* [Work to be completed]
Reproduce the records below exactly as they appear, omitting any pictures they contain.
***** Record extracts
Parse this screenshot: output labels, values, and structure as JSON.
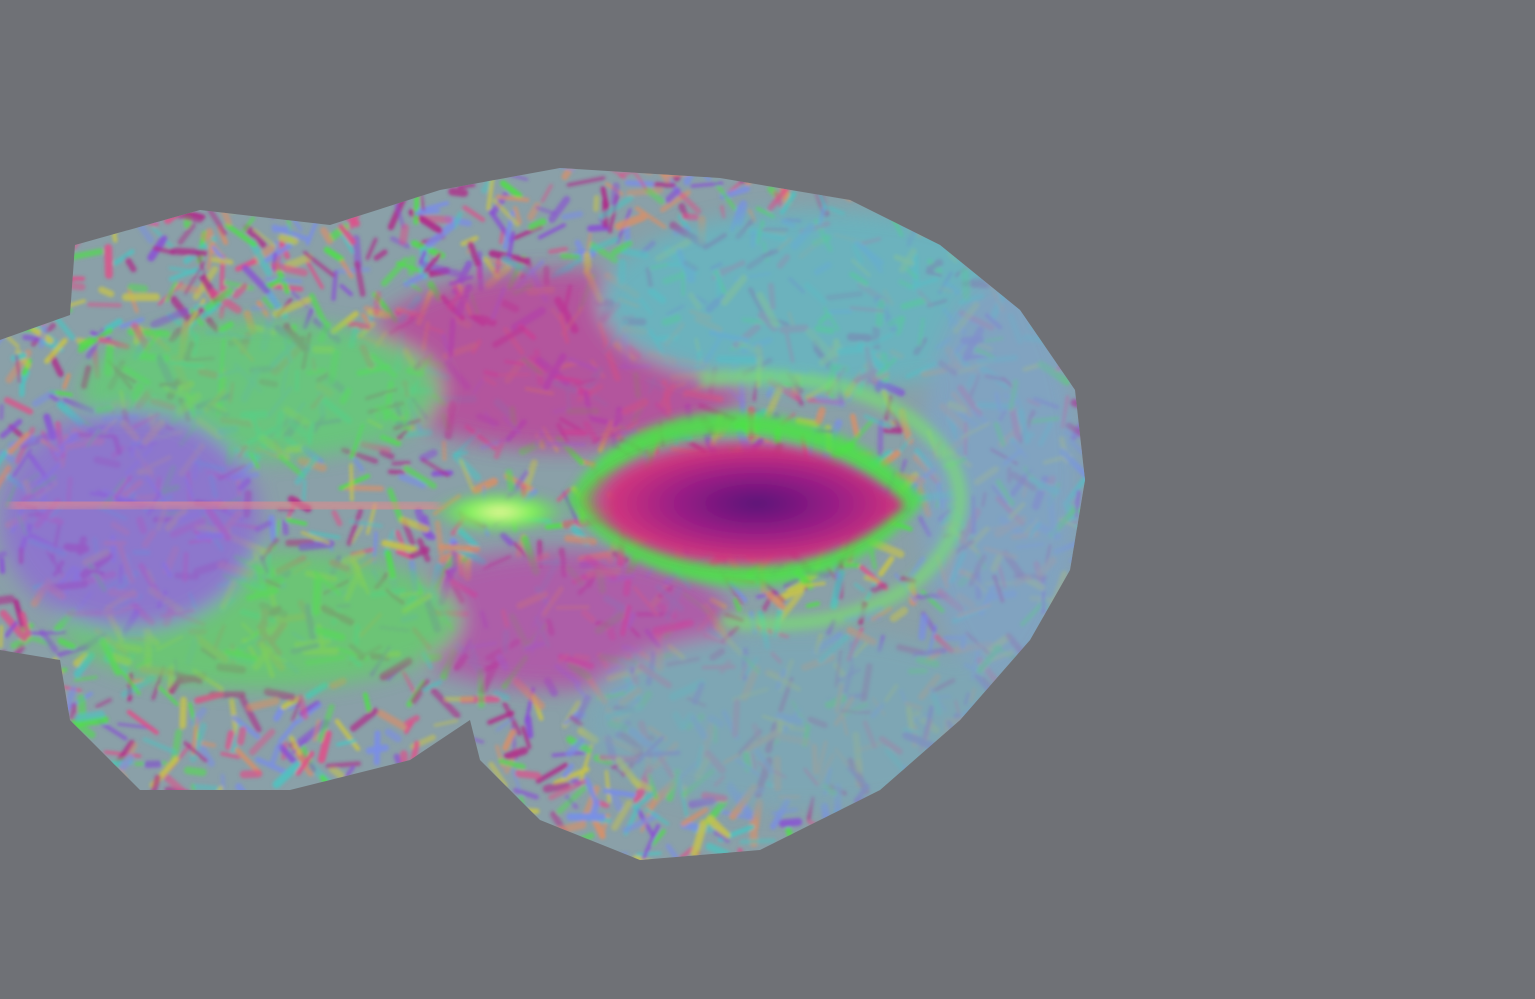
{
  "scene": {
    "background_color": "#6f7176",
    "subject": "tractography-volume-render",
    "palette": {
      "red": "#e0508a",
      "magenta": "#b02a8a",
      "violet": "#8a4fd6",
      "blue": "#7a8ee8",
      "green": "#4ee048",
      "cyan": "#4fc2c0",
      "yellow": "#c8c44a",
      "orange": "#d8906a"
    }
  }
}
**********
* [Task result]
Parse this screenshot: output labels, values, and structure as JSON.
{
  "scene": {
    "background_color": "#6f7176",
    "subject": "tractography-volume-render",
    "palette": {
      "red": "#e0508a",
      "magenta": "#b02a8a",
      "violet": "#8a4fd6",
      "blue": "#7a8ee8",
      "green": "#4ee048",
      "cyan": "#4fc2c0",
      "yellow": "#c8c44a",
      "orange": "#d8906a"
    }
  }
}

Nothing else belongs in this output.